## Task
Output the records exactly. Include every line.

------ Extracted information ------

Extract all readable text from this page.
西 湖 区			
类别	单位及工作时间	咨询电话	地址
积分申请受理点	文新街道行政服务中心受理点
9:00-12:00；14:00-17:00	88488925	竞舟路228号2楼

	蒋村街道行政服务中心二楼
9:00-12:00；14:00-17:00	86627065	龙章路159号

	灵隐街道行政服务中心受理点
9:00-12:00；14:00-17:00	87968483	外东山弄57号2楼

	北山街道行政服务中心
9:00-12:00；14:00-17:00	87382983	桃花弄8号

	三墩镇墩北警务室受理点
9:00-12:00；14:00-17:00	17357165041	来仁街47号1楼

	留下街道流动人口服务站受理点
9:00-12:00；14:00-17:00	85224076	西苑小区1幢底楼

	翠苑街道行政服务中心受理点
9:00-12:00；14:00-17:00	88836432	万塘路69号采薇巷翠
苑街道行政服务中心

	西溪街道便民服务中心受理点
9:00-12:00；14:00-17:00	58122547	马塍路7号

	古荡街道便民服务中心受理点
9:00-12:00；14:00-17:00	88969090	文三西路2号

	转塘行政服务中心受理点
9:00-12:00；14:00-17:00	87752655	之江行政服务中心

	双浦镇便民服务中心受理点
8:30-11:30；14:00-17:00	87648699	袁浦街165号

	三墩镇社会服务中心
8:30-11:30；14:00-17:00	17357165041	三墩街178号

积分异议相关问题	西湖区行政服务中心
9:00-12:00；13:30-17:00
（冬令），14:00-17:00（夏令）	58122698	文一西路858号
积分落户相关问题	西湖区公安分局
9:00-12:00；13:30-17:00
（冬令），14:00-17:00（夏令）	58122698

------

## Exercise solution
Extract all readable text from this page.
西 湖 区			
类别	单位及工作时间	咨询电话	地址
积分申请受理点	文新街道行政服务中心受理点
9:00-12:00；14:00-17:00	88488925	竞舟路228号2楼

	蒋村街道行政服务中心二楼
9:00-12:00；14:00-17:00	86627065	龙章路159号

	灵隐街道行政服务中心受理点
9:00-12:00；14:00-17:00	87968483	外东山弄57号2楼

	北山街道行政服务中心
9:00-12:00；14:00-17:00	87382983	桃花弄8号

	三墩镇墩北警务室受理点
9:00-12:00；14:00-17:00	17357165041	来仁街47号1楼

	留下街道流动人口服务站受理点
9:00-12:00；14:00-17:00	85224076	西苑小区1幢底楼

	翠苑街道行政服务中心受理点
9:00-12:00；14:00-17:00	88836432	万塘路69号采薇巷翠
苑街道行政服务中心

	西溪街道便民服务中心受理点
9:00-12:00；14:00-17:00	58122547	马塍路7号

	古荡街道便民服务中心受理点
9:00-12:00；14:00-17:00	88969090	文三西路2号

	转塘行政服务中心受理点
9:00-12:00；14:00-17:00	87752655	之江行政服务中心

	双浦镇便民服务中心受理点
8:30-11:30；14:00-17:00	87648699	袁浦街165号

	三墩镇社会服务中心
8:30-11:30；14:00-17:00	17357165041	三墩街178号

积分异议相关问题	西湖区行政服务中心
9:00-12:00；13:30-17:00
（冬令），14:00-17:00（夏令）	58122698	文一西路858号
积分落户相关问题	西湖区公安分局
9:00-12:00；13:30-17:00
（冬令），14:00-17:00（夏令）	58122698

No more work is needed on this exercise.